--- Begin ---
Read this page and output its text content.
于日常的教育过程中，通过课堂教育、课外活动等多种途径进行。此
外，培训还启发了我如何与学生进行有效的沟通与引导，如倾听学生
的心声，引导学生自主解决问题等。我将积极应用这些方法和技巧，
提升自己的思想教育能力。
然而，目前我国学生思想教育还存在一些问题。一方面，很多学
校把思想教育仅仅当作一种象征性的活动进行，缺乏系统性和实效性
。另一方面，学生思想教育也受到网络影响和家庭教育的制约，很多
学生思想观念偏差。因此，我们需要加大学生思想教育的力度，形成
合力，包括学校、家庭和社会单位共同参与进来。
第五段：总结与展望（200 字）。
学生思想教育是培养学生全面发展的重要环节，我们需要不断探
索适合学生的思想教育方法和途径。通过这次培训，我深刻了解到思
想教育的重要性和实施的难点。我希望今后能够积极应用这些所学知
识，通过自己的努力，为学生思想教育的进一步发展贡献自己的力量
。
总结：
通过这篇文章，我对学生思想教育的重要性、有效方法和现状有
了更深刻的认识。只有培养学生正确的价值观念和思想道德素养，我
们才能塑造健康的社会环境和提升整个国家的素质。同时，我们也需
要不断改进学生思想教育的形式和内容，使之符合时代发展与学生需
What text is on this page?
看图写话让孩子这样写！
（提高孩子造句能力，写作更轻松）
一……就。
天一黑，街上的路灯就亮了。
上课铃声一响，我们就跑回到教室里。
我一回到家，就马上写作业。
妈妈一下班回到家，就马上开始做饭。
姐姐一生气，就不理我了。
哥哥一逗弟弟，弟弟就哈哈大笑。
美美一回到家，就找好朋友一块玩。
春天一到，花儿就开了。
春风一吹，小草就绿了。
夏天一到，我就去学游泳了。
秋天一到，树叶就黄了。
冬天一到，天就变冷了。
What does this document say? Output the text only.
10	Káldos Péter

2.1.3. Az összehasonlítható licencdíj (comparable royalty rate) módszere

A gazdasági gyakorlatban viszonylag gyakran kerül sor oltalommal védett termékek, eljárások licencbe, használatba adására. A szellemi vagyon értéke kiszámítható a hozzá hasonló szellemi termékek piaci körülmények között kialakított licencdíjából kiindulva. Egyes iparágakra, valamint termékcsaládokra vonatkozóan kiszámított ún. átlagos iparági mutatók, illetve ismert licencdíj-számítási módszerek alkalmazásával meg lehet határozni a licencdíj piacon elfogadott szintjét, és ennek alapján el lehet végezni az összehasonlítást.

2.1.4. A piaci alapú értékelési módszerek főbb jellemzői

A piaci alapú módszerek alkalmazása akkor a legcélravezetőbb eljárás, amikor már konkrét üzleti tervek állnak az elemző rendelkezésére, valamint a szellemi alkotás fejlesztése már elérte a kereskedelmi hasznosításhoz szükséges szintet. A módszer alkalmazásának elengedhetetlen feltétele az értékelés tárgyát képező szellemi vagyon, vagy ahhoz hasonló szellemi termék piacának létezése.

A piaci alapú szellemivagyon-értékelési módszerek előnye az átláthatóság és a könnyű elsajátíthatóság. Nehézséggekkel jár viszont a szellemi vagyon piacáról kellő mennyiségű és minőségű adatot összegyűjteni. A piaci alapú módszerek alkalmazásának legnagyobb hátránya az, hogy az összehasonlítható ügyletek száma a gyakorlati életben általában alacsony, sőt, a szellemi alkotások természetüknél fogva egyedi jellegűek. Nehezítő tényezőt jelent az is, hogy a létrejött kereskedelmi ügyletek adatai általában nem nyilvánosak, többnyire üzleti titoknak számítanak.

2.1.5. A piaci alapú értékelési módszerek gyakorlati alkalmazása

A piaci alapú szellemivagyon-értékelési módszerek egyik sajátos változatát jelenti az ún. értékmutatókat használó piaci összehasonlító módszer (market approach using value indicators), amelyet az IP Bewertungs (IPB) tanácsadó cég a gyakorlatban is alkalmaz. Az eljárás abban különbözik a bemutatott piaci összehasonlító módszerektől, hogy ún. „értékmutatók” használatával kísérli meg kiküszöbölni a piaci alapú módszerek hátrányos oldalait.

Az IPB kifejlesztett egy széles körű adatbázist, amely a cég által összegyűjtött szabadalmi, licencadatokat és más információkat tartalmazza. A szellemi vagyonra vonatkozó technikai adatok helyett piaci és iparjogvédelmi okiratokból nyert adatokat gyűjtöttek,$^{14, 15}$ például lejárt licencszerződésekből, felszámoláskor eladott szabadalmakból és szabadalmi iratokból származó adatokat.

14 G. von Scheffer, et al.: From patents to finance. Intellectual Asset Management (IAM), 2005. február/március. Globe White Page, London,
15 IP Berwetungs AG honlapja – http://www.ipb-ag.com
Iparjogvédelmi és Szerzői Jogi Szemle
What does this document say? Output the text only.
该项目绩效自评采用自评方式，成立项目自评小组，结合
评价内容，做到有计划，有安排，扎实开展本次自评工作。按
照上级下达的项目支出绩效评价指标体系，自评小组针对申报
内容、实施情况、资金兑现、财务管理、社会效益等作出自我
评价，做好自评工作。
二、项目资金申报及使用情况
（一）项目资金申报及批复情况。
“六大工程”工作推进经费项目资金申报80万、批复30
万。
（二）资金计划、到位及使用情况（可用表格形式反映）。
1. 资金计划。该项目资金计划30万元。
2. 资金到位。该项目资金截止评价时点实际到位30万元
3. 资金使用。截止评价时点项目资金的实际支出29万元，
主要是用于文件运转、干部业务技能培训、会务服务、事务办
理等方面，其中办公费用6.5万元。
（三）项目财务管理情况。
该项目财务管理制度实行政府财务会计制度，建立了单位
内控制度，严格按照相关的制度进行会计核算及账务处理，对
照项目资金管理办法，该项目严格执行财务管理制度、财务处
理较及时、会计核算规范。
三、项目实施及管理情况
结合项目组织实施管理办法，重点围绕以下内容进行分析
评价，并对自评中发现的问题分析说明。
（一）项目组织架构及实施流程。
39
--- End ---
-- Task --
All of the records must be repeated exactly.

-- Full solution --
Read this page and output its text content.
于日常的教育过程中，通过课堂教育、课外活动等多种途径进行。此
外，培训还启发了我如何与学生进行有效的沟通与引导，如倾听学生
的心声，引导学生自主解决问题等。我将积极应用这些方法和技巧，
提升自己的思想教育能力。
然而，目前我国学生思想教育还存在一些问题。一方面，很多学
校把思想教育仅仅当作一种象征性的活动进行，缺乏系统性和实效性
。另一方面，学生思想教育也受到网络影响和家庭教育的制约，很多
学生思想观念偏差。因此，我们需要加大学生思想教育的力度，形成
合力，包括学校、家庭和社会单位共同参与进来。
第五段：总结与展望（200 字）。
学生思想教育是培养学生全面发展的重要环节，我们需要不断探
索适合学生的思想教育方法和途径。通过这次培训，我深刻了解到思
想教育的重要性和实施的难点。我希望今后能够积极应用这些所学知
识，通过自己的努力，为学生思想教育的进一步发展贡献自己的力量
。
总结：
通过这篇文章，我对学生思想教育的重要性、有效方法和现状有
了更深刻的认识。只有培养学生正确的价值观念和思想道德素养，我
们才能塑造健康的社会环境和提升整个国家的素质。同时，我们也需
要不断改进学生思想教育的形式和内容，使之符合时代发展与学生需
What text is on this page?
看图写话让孩子这样写！
（提高孩子造句能力，写作更轻松）
一……就。
天一黑，街上的路灯就亮了。
上课铃声一响，我们就跑回到教室里。
我一回到家，就马上写作业。
妈妈一下班回到家，就马上开始做饭。
姐姐一生气，就不理我了。
哥哥一逗弟弟，弟弟就哈哈大笑。
美美一回到家，就找好朋友一块玩。
春天一到，花儿就开了。
春风一吹，小草就绿了。
夏天一到，我就去学游泳了。
秋天一到，树叶就黄了。
冬天一到，天就变冷了。
What does this document say? Output the text only.
10	Káldos Péter

2.1.3. Az összehasonlítható licencdíj (comparable royalty rate) módszere

A gazdasági gyakorlatban viszonylag gyakran kerül sor oltalommal védett termékek, eljárások licencbe, használatba adására. A szellemi vagyon értéke kiszámítható a hozzá hasonló szellemi termékek piaci körülmények között kialakított licencdíjából kiindulva. Egyes iparágakra, valamint termékcsaládokra vonatkozóan kiszámított ún. átlagos iparági mutatók, illetve ismert licencdíj-számítási módszerek alkalmazásával meg lehet határozni a licencdíj piacon elfogadott szintjét, és ennek alapján el lehet végezni az összehasonlítást.

2.1.4. A piaci alapú értékelési módszerek főbb jellemzői

A piaci alapú módszerek alkalmazása akkor a legcélravezetőbb eljárás, amikor már konkrét üzleti tervek állnak az elemző rendelkezésére, valamint a szellemi alkotás fejlesztése már elérte a kereskedelmi hasznosításhoz szükséges szintet. A módszer alkalmazásának elengedhetetlen feltétele az értékelés tárgyát képező szellemi vagyon, vagy ahhoz hasonló szellemi termék piacának létezése.

A piaci alapú szellemivagyon-értékelési módszerek előnye az átláthatóság és a könnyű elsajátíthatóság. Nehézséggekkel jár viszont a szellemi vagyon piacáról kellő mennyiségű és minőségű adatot összegyűjteni. A piaci alapú módszerek alkalmazásának legnagyobb hátránya az, hogy az összehasonlítható ügyletek száma a gyakorlati életben általában alacsony, sőt, a szellemi alkotások természetüknél fogva egyedi jellegűek. Nehezítő tényezőt jelent az is, hogy a létrejött kereskedelmi ügyletek adatai általában nem nyilvánosak, többnyire üzleti titoknak számítanak.

2.1.5. A piaci alapú értékelési módszerek gyakorlati alkalmazása

A piaci alapú szellemivagyon-értékelési módszerek egyik sajátos változatát jelenti az ún. értékmutatókat használó piaci összehasonlító módszer (market approach using value indicators), amelyet az IP Bewertungs (IPB) tanácsadó cég a gyakorlatban is alkalmaz. Az eljárás abban különbözik a bemutatott piaci összehasonlító módszerektől, hogy ún. „értékmutatók” használatával kísérli meg kiküszöbölni a piaci alapú módszerek hátrányos oldalait.

Az IPB kifejlesztett egy széles körű adatbázist, amely a cég által összegyűjtött szabadalmi, licencadatokat és más információkat tartalmazza. A szellemi vagyonra vonatkozó technikai adatok helyett piaci és iparjogvédelmi okiratokból nyert adatokat gyűjtöttek,$^{14, 15}$ például lejárt licencszerződésekből, felszámoláskor eladott szabadalmakból és szabadalmi iratokból származó adatokat.

14 G. von Scheffer, et al.: From patents to finance. Intellectual Asset Management (IAM), 2005. február/március. Globe White Page, London,
15 IP Berwetungs AG honlapja – http://www.ipb-ag.com
Iparjogvédelmi és Szerzői Jogi Szemle
What does this document say? Output the text only.
该项目绩效自评采用自评方式，成立项目自评小组，结合
评价内容，做到有计划，有安排，扎实开展本次自评工作。按
照上级下达的项目支出绩效评价指标体系，自评小组针对申报
内容、实施情况、资金兑现、财务管理、社会效益等作出自我
评价，做好自评工作。
二、项目资金申报及使用情况
（一）项目资金申报及批复情况。
“六大工程”工作推进经费项目资金申报80万、批复30
万。
（二）资金计划、到位及使用情况（可用表格形式反映）。
1. 资金计划。该项目资金计划30万元。
2. 资金到位。该项目资金截止评价时点实际到位30万元
3. 资金使用。截止评价时点项目资金的实际支出29万元，
主要是用于文件运转、干部业务技能培训、会务服务、事务办
理等方面，其中办公费用6.5万元。
（三）项目财务管理情况。
该项目财务管理制度实行政府财务会计制度，建立了单位
内控制度，严格按照相关的制度进行会计核算及账务处理，对
照项目资金管理办法，该项目严格执行财务管理制度、财务处
理较及时、会计核算规范。
三、项目实施及管理情况
结合项目组织实施管理办法，重点围绕以下内容进行分析
评价，并对自评中发现的问题分析说明。
（一）项目组织架构及实施流程。
39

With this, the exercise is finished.